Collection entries
------------------------
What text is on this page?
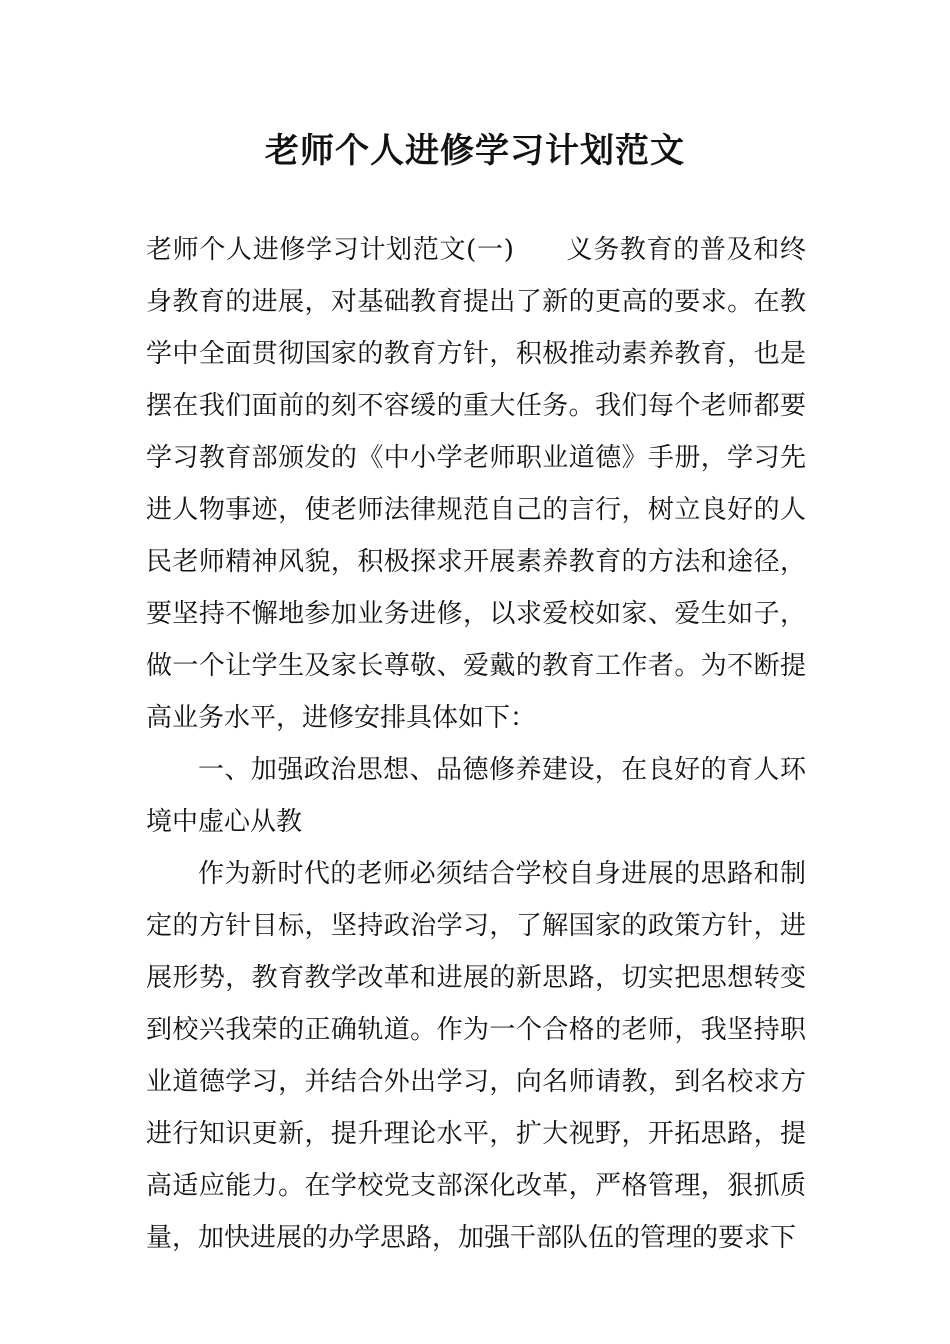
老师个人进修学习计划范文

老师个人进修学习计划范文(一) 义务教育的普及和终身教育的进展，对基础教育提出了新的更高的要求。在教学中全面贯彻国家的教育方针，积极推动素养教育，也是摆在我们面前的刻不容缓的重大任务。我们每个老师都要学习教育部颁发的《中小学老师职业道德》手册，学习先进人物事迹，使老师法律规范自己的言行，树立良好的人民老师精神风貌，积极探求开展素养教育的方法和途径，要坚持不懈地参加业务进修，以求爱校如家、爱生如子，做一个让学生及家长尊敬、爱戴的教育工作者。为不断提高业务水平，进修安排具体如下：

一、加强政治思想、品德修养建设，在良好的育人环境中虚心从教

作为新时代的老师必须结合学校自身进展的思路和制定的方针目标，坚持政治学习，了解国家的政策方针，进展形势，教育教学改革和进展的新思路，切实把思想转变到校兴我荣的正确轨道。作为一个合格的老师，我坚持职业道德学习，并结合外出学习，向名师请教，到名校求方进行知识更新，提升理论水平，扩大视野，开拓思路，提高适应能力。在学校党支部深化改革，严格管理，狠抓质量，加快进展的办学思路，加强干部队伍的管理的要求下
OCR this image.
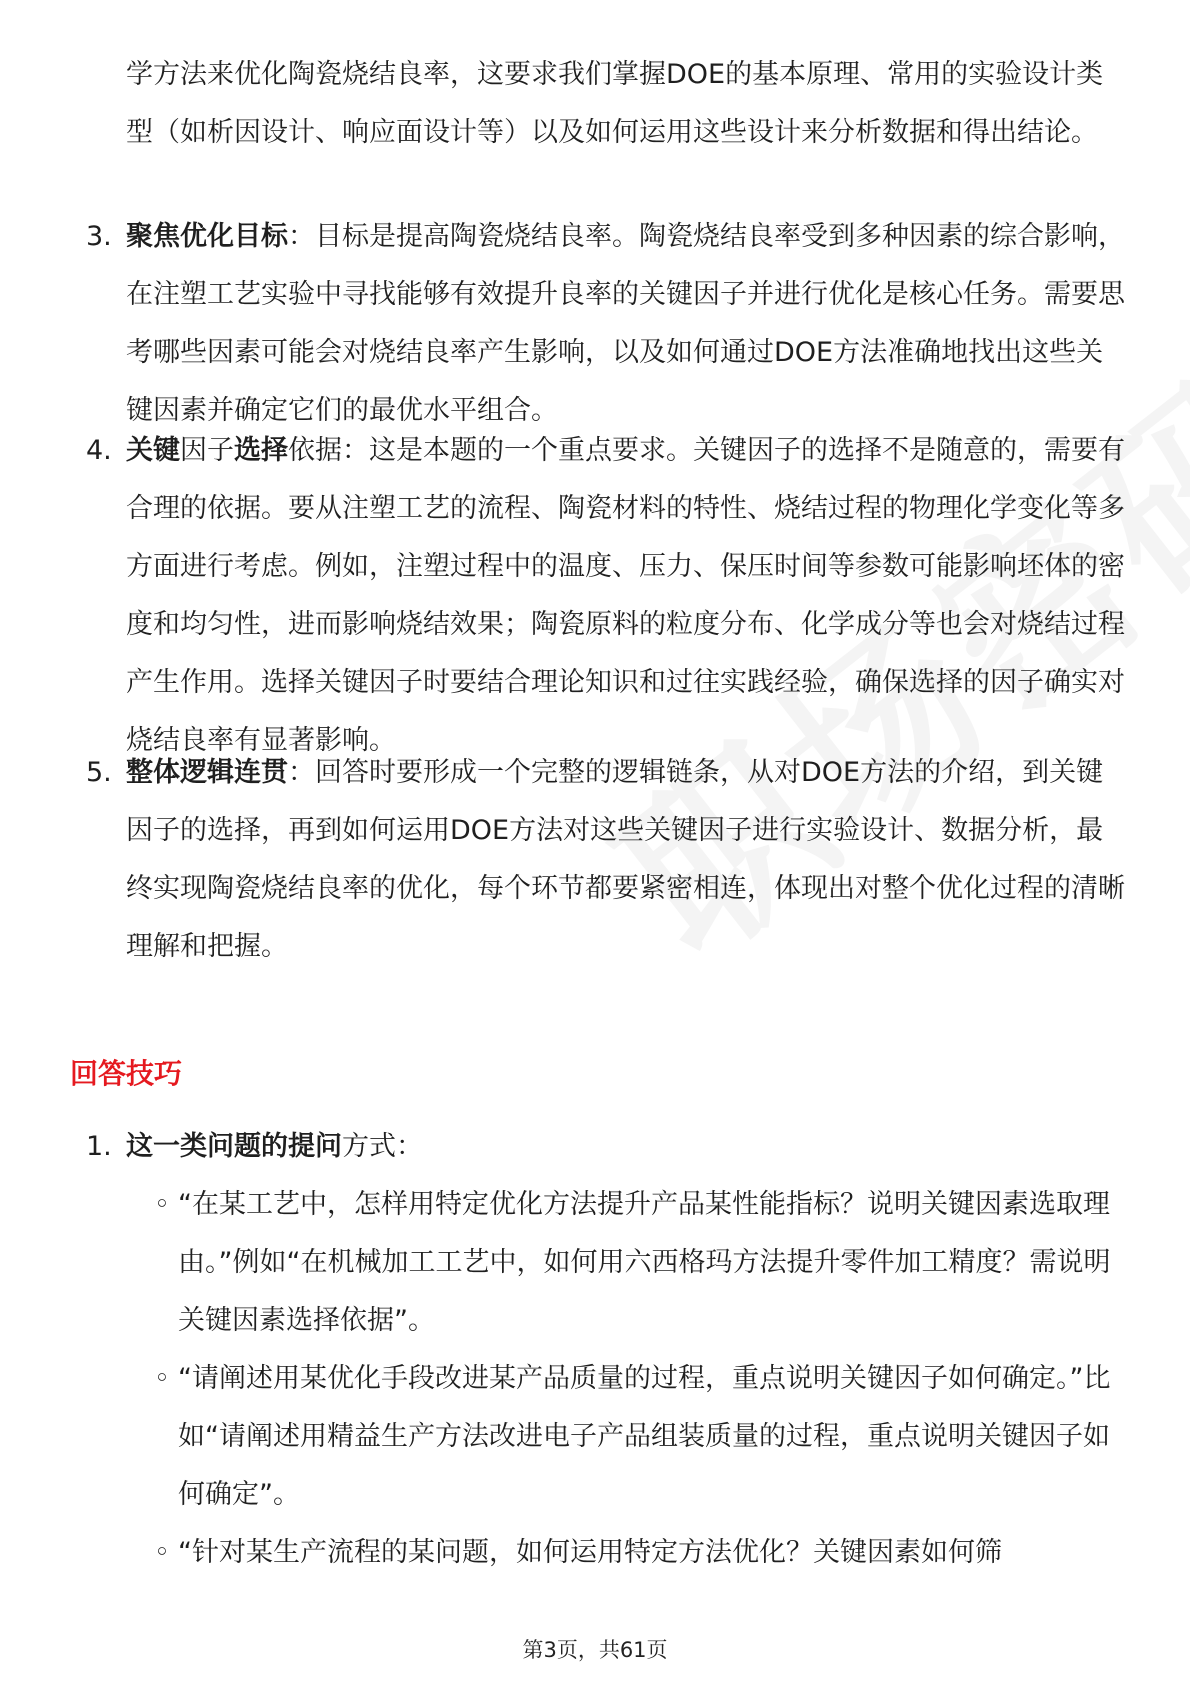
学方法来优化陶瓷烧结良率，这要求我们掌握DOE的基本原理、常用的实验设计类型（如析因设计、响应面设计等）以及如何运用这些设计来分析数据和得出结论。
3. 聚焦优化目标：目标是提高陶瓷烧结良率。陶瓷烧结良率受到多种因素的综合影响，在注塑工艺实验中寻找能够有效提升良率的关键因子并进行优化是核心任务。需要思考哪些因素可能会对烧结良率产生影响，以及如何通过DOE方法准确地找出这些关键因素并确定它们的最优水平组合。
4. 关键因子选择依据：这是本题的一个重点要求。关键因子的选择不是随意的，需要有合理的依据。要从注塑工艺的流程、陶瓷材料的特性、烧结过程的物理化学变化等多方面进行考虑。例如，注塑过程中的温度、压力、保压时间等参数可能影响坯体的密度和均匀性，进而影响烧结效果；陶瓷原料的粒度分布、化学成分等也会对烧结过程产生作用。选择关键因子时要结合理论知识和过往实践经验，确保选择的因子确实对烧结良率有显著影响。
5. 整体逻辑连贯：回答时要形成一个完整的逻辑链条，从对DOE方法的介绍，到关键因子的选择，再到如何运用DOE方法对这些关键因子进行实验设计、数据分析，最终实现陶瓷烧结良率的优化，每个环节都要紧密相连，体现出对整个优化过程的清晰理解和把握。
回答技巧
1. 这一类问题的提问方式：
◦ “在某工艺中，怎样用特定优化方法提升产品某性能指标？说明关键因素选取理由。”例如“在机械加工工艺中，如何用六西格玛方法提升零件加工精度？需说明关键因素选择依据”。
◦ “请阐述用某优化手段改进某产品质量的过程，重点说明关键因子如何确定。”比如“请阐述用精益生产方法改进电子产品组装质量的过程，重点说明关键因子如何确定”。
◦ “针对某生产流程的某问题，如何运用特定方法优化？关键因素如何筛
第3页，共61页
------------------------
§ **WHAT IS EXPECTED**: Print again, word for word, every line from the line with "OCR this image." to the final line of the records, inclusive; skip the pictures.

§ **TASK RESULT**:
OCR this image.
学方法来优化陶瓷烧结良率，这要求我们掌握DOE的基本原理、常用的实验设计类型（如析因设计、响应面设计等）以及如何运用这些设计来分析数据和得出结论。
3. 聚焦优化目标：目标是提高陶瓷烧结良率。陶瓷烧结良率受到多种因素的综合影响，在注塑工艺实验中寻找能够有效提升良率的关键因子并进行优化是核心任务。需要思考哪些因素可能会对烧结良率产生影响，以及如何通过DOE方法准确地找出这些关键因素并确定它们的最优水平组合。
4. 关键因子选择依据：这是本题的一个重点要求。关键因子的选择不是随意的，需要有合理的依据。要从注塑工艺的流程、陶瓷材料的特性、烧结过程的物理化学变化等多方面进行考虑。例如，注塑过程中的温度、压力、保压时间等参数可能影响坯体的密度和均匀性，进而影响烧结效果；陶瓷原料的粒度分布、化学成分等也会对烧结过程产生作用。选择关键因子时要结合理论知识和过往实践经验，确保选择的因子确实对烧结良率有显著影响。
5. 整体逻辑连贯：回答时要形成一个完整的逻辑链条，从对DOE方法的介绍，到关键因子的选择，再到如何运用DOE方法对这些关键因子进行实验设计、数据分析，最终实现陶瓷烧结良率的优化，每个环节都要紧密相连，体现出对整个优化过程的清晰理解和把握。
回答技巧
1. 这一类问题的提问方式：
◦ “在某工艺中，怎样用特定优化方法提升产品某性能指标？说明关键因素选取理由。”例如“在机械加工工艺中，如何用六西格玛方法提升零件加工精度？需说明关键因素选择依据”。
◦ “请阐述用某优化手段改进某产品质量的过程，重点说明关键因子如何确定。”比如“请阐述用精益生产方法改进电子产品组装质量的过程，重点说明关键因子如何确定”。
◦ “针对某生产流程的某问题，如何运用特定方法优化？关键因素如何筛
第3页，共61页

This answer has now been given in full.